** BEGIN Material provided **

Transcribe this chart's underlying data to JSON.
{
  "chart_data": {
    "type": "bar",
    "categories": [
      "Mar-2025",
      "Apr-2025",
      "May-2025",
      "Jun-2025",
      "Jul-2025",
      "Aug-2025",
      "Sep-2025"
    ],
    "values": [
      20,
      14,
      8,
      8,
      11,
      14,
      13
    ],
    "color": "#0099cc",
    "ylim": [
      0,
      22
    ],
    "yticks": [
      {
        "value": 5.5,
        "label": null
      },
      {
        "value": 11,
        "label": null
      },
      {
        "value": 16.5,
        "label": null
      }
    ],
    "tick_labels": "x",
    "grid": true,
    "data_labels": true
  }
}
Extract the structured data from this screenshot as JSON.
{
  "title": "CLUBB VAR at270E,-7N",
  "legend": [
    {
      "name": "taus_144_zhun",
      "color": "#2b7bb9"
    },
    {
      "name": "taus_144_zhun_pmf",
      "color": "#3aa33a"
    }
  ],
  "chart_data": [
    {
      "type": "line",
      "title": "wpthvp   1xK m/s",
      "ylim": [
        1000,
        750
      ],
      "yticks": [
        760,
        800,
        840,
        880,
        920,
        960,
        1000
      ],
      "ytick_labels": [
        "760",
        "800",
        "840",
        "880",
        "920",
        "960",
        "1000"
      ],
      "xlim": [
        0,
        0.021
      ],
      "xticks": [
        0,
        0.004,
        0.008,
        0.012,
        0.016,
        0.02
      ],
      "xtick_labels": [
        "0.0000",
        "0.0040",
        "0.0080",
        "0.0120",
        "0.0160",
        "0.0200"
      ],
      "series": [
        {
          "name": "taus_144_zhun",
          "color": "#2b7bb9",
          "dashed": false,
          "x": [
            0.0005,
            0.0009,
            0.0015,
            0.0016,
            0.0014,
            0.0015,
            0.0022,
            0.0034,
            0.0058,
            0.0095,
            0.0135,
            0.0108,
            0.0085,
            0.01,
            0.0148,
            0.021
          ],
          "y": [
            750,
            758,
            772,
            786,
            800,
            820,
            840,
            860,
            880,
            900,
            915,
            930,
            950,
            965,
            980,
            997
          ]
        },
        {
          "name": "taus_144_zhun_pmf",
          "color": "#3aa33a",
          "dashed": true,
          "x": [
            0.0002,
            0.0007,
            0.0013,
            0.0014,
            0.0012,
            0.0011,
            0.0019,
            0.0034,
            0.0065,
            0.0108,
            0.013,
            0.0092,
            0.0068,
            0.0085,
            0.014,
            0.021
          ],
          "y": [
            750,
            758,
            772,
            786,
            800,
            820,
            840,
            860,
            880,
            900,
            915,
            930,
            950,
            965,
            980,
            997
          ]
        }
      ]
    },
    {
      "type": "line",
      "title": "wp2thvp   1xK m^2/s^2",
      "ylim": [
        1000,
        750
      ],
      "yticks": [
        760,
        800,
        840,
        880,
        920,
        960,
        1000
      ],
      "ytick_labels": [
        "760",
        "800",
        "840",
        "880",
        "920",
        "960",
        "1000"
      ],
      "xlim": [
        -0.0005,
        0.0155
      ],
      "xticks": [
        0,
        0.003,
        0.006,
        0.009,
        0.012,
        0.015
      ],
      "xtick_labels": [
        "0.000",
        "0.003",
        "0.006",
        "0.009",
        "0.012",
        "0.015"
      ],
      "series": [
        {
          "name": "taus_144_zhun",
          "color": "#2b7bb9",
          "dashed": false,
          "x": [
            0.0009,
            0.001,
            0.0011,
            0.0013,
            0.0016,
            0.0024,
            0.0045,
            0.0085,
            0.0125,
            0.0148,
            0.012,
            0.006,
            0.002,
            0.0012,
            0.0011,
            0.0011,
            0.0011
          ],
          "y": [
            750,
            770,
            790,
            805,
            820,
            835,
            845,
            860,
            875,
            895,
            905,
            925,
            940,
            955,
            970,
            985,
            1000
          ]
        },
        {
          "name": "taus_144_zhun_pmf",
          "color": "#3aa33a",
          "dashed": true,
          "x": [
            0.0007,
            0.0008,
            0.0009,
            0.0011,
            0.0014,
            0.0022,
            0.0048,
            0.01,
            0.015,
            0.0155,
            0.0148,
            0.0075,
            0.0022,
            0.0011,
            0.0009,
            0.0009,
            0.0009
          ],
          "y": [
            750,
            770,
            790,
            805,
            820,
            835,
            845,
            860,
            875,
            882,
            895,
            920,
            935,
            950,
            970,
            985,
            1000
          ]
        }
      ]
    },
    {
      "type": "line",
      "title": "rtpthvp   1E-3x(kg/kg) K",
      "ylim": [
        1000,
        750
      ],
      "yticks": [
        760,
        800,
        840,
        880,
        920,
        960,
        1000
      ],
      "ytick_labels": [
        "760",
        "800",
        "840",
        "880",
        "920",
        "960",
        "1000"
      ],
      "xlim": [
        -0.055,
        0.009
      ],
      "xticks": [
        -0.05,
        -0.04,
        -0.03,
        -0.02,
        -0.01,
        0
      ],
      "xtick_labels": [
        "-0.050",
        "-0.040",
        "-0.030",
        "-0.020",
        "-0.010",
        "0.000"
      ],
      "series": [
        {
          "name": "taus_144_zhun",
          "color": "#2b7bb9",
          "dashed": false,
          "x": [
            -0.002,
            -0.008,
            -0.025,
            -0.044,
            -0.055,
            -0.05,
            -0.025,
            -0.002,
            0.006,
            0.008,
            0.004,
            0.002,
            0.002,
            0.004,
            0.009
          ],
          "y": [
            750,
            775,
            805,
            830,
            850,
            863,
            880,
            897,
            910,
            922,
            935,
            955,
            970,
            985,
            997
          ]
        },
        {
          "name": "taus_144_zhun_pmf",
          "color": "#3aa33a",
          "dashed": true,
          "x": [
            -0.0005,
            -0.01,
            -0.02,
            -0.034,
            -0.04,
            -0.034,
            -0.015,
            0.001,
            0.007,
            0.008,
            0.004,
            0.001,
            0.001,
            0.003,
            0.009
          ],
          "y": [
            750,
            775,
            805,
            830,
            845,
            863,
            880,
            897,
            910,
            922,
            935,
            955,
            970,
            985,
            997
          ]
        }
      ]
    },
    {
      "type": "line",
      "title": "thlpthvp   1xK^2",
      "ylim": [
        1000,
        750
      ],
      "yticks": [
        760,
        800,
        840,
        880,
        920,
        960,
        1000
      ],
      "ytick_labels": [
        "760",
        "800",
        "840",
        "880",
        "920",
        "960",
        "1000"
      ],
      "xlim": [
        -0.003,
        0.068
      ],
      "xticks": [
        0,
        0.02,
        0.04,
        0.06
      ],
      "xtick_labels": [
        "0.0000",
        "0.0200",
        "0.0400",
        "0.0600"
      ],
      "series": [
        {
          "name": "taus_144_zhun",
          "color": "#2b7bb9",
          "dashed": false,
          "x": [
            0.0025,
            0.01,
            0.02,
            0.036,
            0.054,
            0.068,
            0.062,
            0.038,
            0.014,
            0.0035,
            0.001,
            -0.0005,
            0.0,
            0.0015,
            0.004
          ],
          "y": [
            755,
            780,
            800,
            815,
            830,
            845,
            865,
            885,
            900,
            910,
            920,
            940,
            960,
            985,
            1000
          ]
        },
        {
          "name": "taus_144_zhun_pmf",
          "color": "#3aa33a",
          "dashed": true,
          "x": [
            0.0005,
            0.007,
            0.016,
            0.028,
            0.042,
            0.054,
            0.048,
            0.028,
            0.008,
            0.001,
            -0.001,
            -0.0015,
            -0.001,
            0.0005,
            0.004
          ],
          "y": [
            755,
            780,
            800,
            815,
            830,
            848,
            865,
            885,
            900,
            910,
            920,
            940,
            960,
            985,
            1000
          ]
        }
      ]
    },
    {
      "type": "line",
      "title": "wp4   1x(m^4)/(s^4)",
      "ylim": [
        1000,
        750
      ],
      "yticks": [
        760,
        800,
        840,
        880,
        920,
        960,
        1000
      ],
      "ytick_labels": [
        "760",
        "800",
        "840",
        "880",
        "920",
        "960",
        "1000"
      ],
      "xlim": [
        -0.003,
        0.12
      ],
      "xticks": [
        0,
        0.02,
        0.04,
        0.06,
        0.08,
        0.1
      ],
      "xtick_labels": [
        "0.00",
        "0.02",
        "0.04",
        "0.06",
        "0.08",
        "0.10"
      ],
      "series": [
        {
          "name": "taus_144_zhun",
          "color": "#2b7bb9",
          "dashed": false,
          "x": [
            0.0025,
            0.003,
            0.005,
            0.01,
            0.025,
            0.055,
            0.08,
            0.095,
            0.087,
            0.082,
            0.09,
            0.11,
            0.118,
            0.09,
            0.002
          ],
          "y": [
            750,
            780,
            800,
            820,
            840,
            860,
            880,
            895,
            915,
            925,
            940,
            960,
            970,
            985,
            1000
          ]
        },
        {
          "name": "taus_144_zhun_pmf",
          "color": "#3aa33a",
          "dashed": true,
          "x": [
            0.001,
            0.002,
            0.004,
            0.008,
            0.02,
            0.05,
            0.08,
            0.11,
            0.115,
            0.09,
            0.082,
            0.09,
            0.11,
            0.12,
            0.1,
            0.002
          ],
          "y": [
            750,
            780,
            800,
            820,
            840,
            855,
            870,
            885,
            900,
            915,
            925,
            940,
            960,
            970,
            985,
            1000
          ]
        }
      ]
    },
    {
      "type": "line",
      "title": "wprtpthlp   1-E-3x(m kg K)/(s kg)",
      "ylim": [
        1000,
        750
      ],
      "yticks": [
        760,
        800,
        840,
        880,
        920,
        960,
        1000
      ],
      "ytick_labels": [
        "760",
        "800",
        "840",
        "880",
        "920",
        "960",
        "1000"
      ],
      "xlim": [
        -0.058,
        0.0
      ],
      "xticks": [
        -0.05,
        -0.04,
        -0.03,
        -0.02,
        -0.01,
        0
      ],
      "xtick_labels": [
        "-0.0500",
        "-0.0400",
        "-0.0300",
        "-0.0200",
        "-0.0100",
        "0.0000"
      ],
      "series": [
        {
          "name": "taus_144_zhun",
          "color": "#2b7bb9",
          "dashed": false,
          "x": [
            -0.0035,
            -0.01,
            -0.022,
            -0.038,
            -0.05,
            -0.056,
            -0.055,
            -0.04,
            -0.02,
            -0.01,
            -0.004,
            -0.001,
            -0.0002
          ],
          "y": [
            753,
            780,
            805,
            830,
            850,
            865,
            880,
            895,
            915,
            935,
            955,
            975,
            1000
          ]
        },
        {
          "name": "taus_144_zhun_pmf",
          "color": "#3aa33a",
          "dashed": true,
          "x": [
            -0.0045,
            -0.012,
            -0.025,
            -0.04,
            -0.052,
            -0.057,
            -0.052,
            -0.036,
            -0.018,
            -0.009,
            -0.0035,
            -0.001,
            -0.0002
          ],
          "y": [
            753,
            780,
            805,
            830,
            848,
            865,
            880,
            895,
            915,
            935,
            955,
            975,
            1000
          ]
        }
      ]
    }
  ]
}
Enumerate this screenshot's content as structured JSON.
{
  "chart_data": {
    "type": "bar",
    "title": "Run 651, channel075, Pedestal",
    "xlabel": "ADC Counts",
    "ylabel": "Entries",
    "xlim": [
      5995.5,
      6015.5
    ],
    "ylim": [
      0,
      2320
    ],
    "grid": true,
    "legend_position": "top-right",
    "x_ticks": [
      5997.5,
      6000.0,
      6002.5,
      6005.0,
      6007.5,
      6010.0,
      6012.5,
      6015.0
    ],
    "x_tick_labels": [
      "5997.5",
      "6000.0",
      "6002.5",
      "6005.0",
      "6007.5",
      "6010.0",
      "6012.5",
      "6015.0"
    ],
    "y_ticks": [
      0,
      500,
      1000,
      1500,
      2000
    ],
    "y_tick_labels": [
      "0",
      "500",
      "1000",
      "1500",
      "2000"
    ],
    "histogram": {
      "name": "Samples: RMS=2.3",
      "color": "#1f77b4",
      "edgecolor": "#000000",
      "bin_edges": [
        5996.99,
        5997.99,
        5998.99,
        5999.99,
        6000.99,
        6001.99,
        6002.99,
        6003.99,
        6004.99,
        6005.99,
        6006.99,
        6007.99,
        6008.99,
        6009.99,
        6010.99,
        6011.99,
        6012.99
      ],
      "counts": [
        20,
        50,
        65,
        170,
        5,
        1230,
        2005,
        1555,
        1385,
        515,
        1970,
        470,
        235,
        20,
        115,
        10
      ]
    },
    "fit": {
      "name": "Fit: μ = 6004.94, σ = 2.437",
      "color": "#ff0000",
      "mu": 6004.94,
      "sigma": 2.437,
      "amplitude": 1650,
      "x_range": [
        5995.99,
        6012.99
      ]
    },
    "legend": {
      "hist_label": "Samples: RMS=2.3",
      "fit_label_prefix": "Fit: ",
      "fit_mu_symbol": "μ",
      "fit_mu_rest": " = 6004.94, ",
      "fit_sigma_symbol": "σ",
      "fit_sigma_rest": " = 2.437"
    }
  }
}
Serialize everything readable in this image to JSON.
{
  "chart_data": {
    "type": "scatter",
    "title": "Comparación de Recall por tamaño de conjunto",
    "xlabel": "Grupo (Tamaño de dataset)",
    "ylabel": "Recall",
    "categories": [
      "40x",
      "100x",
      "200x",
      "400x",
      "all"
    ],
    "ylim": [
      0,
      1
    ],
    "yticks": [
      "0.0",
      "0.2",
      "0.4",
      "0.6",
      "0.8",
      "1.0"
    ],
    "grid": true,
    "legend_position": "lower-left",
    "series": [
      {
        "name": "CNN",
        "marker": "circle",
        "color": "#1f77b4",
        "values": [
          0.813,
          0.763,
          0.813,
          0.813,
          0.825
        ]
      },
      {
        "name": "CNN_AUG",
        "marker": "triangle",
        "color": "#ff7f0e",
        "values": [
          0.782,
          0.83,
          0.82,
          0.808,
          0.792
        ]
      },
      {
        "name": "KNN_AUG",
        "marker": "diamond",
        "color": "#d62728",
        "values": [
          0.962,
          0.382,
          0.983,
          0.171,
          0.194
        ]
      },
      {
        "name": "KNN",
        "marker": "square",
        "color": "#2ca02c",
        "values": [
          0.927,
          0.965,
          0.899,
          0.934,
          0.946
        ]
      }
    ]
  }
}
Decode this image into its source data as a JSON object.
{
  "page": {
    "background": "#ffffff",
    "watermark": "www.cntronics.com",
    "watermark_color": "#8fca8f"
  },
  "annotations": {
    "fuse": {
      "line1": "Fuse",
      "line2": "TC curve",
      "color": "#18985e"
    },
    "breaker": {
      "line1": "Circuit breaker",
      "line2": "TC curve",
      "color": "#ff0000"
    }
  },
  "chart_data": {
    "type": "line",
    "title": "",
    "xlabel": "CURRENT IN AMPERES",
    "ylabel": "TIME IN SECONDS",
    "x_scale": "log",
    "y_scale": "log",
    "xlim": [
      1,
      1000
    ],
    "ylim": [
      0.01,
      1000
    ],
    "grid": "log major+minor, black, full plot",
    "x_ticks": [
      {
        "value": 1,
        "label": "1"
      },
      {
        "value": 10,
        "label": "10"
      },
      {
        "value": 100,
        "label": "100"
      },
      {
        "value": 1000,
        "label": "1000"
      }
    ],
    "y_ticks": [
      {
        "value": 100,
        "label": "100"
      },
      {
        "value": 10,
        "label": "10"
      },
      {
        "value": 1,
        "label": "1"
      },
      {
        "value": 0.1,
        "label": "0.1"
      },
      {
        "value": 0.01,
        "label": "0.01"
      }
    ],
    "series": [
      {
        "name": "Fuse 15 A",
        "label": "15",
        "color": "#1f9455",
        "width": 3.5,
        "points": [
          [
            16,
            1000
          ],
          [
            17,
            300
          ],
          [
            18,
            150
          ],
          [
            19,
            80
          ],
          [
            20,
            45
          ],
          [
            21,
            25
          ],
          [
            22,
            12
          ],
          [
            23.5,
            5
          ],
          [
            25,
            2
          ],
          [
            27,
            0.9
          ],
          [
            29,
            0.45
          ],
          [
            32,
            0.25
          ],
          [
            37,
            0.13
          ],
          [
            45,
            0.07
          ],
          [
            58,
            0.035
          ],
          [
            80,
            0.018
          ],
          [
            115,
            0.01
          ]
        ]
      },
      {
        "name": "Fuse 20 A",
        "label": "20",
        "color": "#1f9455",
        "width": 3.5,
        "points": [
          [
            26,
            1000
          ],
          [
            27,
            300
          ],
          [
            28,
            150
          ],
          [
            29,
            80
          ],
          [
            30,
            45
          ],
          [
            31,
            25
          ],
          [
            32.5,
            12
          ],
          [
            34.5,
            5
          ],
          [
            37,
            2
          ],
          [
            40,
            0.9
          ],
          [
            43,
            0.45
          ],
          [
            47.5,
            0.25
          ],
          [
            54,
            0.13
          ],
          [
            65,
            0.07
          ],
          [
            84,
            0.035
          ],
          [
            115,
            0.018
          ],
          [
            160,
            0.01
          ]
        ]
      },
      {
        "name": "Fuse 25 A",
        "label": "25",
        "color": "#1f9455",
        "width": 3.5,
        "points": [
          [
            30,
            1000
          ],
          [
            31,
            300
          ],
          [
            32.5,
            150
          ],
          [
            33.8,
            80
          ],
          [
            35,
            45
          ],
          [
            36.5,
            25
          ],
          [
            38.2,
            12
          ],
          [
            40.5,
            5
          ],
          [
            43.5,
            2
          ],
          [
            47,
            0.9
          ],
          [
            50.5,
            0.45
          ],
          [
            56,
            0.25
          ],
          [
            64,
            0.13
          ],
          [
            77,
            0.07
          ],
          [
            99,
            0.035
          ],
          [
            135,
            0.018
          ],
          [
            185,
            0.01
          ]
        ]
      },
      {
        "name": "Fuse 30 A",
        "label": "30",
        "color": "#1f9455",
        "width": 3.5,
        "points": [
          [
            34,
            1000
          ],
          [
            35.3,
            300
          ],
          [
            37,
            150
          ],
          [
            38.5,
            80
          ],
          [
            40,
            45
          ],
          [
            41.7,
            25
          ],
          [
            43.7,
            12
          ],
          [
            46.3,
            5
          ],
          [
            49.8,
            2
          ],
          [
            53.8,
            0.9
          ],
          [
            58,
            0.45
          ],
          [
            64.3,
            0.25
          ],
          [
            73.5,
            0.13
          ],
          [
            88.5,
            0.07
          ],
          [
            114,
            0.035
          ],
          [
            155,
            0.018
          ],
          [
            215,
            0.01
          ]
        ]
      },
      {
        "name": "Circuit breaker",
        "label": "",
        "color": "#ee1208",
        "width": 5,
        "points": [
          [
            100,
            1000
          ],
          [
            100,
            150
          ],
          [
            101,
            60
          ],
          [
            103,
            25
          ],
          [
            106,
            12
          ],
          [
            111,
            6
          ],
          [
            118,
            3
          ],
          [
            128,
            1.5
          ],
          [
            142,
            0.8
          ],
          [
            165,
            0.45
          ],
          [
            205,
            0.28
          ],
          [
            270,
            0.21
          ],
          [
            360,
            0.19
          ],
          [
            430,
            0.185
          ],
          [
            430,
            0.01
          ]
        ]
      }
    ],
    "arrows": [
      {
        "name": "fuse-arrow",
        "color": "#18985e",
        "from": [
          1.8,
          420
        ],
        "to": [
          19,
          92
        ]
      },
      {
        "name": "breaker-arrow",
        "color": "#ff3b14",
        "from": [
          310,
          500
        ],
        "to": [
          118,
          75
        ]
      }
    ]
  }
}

** END Material provided **

Copy out all lines above that include the string "title".

  "title": "CLUBB VAR at270E,-7N",
      "title": "wpthvp   1xK m/s",
      "title": "wp2thvp   1xK m^2/s^2",
      "title": "rtpthvp   1E-3x(kg/kg) K",
      "title": "thlpthvp   1xK^2",
      "title": "wp4   1x(m^4)/(s^4)",
      "title": "wprtpthlp   1-E-3x(m kg K)/(s kg)",
    "title": "Run 651, channel075, Pedestal",
    "title": "Comparación de Recall por tamaño de conjunto",
    "title": "",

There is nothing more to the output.